Task to carry out >>
Take every line from the listing below that contains "Barbara".

Records shown >>
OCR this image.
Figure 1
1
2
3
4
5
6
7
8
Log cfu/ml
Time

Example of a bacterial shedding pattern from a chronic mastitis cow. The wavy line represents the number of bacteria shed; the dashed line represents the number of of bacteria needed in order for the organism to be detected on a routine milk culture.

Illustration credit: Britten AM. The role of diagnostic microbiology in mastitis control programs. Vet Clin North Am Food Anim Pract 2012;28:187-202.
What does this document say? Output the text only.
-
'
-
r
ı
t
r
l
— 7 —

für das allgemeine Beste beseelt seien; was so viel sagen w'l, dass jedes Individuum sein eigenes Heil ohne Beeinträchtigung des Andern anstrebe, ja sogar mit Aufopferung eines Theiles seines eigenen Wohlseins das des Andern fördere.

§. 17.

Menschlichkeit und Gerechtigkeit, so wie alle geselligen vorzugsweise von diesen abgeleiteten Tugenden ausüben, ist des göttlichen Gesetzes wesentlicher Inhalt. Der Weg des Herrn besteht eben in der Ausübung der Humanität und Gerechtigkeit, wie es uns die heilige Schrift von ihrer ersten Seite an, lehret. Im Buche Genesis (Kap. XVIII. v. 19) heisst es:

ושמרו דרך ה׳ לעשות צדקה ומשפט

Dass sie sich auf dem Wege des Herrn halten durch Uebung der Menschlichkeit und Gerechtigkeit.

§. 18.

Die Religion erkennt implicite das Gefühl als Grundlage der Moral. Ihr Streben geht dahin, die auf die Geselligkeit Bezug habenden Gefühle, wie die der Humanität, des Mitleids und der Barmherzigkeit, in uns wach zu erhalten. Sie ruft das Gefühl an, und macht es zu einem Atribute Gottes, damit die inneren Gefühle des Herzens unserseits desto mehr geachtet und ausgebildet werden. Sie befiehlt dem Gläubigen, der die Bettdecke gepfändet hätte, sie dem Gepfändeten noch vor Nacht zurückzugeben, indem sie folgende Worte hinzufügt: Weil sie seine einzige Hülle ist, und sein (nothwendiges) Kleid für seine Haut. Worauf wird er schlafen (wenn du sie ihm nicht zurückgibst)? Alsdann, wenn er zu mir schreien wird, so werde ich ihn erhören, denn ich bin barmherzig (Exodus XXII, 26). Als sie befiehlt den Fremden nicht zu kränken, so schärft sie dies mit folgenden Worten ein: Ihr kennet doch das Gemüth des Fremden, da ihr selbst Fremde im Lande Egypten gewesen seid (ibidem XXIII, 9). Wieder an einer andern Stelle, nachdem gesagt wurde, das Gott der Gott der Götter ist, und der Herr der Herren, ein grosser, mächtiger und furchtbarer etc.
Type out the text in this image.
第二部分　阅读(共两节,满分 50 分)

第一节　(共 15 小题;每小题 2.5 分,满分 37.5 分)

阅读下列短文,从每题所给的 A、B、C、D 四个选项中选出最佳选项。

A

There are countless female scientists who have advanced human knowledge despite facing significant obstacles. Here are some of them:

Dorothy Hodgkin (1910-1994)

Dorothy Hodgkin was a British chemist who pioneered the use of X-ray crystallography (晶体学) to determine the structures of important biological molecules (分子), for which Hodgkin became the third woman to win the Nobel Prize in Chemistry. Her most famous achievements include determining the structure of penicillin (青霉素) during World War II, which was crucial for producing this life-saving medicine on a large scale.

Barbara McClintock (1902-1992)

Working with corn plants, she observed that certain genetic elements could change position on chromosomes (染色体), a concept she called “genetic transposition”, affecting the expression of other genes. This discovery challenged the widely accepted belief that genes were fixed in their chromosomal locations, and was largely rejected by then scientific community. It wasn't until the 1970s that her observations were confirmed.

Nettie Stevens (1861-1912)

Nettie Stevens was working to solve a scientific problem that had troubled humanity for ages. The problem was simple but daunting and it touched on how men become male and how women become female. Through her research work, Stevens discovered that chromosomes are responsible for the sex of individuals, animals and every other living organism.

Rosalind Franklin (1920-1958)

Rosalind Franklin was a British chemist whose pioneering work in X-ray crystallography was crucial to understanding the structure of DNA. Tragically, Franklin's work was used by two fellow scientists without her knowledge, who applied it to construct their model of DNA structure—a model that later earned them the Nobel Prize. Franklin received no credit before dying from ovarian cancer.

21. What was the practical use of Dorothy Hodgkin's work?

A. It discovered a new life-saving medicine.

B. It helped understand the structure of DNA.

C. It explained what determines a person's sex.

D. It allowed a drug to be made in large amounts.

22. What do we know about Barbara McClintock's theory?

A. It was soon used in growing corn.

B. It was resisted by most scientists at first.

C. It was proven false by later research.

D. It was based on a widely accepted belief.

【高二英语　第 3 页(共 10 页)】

Response to this task >>
Barbara McClintock (1902-1992)
22. What do we know about Barbara McClintock's theory?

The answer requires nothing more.